## What is expected:
Among the lines below, list those containing the string "name".

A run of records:
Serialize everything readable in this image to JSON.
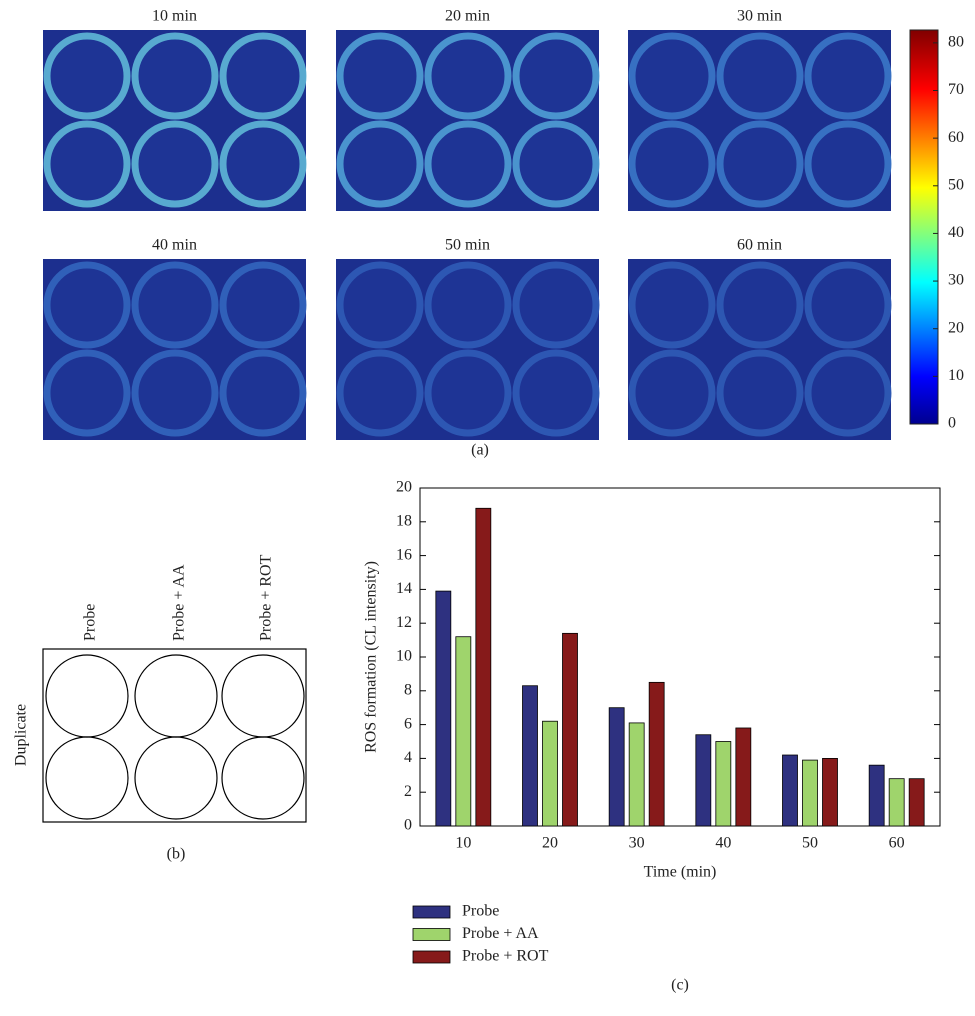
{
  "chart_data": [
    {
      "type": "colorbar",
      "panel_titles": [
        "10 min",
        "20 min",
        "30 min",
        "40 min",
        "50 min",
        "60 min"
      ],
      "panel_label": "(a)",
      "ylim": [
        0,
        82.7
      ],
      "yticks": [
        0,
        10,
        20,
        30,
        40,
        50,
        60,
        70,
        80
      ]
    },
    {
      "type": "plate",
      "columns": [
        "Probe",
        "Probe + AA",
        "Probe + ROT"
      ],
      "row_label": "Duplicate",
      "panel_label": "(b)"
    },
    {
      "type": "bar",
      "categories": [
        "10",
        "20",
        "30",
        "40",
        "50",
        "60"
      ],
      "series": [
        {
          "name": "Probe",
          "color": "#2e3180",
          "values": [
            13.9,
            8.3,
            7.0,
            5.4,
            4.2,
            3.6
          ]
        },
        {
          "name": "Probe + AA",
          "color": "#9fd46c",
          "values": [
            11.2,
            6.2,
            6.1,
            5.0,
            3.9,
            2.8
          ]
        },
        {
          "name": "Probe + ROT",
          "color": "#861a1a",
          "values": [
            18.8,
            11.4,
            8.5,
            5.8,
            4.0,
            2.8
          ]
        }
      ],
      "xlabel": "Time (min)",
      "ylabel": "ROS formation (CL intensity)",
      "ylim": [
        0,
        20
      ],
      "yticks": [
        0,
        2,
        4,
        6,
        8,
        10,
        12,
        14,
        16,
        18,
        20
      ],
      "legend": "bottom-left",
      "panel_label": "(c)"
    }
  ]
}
--
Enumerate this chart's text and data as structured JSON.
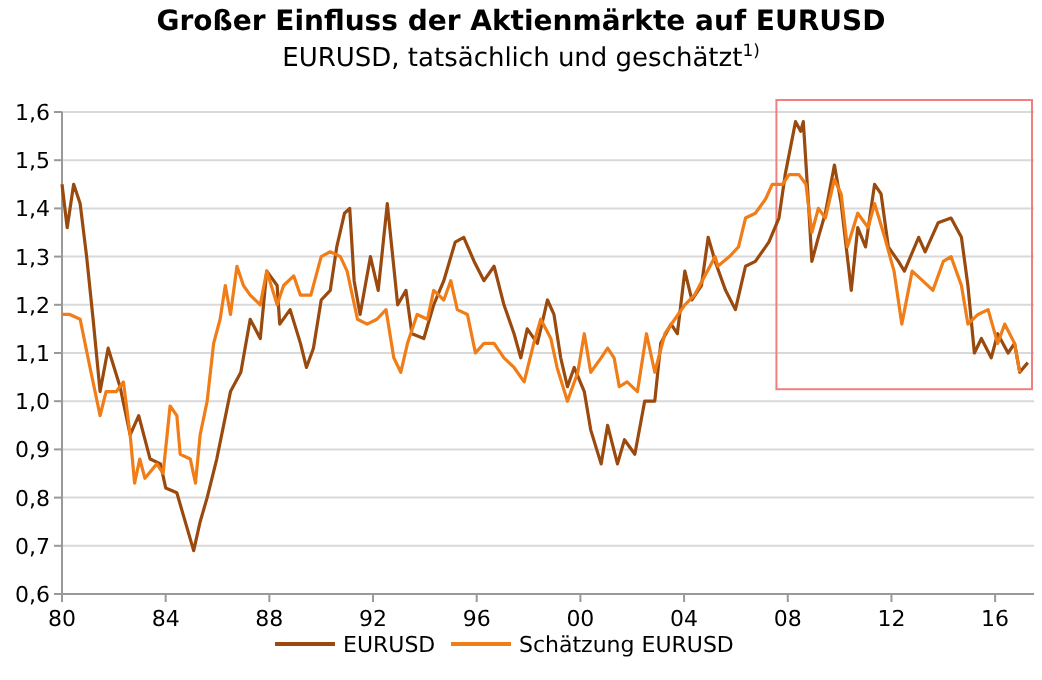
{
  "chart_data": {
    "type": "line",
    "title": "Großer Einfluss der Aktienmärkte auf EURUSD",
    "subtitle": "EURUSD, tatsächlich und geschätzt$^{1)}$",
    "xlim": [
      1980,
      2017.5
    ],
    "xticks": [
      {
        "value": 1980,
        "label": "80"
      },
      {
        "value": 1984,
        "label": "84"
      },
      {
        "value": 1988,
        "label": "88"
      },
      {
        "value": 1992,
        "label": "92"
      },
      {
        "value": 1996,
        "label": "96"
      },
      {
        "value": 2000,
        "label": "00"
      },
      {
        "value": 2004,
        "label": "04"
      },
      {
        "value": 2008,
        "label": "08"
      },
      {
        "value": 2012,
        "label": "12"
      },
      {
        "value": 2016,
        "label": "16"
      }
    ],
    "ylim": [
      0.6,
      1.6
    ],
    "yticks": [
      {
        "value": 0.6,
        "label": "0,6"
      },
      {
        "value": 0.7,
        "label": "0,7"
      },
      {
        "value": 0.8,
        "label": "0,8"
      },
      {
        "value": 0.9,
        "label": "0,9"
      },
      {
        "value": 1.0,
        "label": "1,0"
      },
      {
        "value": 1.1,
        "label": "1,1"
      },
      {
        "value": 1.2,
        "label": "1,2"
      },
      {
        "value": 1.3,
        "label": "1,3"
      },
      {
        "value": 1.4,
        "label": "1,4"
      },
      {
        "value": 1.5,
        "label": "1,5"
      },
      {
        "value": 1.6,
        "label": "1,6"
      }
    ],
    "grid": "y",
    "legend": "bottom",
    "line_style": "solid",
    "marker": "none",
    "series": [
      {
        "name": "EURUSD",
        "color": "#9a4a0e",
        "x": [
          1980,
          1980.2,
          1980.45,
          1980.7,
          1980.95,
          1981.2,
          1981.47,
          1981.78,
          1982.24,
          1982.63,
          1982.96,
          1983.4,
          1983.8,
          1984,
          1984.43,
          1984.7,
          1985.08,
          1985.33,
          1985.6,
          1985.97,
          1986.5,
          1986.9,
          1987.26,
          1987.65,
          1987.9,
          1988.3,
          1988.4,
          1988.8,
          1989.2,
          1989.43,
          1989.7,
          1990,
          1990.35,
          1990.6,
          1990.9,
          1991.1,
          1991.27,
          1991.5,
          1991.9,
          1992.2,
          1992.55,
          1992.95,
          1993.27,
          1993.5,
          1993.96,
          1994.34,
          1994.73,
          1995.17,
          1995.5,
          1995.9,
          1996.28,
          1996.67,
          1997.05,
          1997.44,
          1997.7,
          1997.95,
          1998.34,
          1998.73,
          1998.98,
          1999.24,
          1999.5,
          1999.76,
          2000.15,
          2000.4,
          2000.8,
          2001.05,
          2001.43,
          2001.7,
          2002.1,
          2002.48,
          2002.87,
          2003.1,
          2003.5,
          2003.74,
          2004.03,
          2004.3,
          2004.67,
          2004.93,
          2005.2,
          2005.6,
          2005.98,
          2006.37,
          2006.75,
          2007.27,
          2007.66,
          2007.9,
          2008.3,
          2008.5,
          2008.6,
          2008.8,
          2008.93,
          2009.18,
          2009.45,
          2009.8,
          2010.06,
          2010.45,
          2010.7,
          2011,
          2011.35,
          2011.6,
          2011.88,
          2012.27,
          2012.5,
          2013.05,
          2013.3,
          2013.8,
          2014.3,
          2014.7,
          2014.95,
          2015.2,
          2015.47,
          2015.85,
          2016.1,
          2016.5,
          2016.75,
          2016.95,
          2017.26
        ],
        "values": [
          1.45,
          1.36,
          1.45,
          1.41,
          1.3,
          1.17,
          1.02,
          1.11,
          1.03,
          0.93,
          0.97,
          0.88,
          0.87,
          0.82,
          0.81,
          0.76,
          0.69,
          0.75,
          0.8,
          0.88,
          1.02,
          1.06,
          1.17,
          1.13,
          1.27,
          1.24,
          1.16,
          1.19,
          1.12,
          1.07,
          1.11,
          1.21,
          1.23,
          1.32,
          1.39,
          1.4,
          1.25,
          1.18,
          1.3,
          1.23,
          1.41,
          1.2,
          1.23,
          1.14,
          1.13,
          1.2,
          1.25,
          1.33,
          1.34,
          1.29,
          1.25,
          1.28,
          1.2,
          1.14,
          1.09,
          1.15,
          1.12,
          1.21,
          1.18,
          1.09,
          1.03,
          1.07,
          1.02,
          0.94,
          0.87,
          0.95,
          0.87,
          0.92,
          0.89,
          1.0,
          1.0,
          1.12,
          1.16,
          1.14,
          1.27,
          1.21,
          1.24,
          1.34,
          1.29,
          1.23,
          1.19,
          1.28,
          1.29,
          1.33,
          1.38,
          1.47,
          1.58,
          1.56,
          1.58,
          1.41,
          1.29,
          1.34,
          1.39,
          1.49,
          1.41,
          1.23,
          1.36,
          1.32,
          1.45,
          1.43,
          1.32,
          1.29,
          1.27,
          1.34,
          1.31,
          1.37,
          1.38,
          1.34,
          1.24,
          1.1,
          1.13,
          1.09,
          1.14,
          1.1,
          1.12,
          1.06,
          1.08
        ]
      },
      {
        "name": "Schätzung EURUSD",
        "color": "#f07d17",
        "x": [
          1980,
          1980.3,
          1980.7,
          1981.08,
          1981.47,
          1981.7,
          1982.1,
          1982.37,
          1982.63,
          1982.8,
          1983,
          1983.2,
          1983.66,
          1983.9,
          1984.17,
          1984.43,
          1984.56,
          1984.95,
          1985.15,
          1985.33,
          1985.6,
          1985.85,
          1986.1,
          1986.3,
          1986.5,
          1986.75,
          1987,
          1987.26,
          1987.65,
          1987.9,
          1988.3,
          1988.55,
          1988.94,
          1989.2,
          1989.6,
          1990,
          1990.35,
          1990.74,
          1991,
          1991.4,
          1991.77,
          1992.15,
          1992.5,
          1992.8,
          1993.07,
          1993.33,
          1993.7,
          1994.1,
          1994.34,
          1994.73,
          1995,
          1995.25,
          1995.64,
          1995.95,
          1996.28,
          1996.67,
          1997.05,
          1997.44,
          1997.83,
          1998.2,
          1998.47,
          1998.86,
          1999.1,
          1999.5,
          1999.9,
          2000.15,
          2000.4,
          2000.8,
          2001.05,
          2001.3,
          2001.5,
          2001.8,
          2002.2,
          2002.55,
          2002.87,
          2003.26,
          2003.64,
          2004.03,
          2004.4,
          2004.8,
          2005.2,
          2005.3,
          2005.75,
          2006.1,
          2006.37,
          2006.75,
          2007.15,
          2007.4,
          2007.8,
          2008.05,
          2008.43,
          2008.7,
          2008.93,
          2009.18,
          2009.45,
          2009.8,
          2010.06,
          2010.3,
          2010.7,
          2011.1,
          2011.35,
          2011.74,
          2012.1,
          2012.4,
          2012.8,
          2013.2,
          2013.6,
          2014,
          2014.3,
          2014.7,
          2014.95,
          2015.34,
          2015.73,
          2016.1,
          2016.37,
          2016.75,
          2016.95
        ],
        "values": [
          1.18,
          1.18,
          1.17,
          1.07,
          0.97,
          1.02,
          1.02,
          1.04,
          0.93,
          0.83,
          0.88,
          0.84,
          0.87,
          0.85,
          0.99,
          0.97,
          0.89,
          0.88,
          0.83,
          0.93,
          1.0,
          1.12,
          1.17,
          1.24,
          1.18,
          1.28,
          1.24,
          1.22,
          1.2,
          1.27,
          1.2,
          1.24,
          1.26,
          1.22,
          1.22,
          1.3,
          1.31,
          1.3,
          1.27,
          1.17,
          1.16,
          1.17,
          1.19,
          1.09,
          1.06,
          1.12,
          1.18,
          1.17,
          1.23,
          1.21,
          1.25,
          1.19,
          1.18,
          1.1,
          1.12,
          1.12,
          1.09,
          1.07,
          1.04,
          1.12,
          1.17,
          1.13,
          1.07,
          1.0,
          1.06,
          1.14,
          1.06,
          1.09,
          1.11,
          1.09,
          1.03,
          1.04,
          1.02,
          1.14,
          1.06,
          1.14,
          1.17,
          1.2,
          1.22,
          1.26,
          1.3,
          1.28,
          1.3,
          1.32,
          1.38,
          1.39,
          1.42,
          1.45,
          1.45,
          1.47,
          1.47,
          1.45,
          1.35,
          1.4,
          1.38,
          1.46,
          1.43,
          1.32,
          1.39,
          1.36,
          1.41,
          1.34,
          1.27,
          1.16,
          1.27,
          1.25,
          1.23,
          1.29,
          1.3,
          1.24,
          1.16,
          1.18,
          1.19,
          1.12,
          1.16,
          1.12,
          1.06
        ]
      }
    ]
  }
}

## Reply to the exercise:
          "name": "Probe",
          "name": "Probe + AA",
          "name": "Probe + ROT",
        "name": "EURUSD",
        "name": "Schätzung EURUSD",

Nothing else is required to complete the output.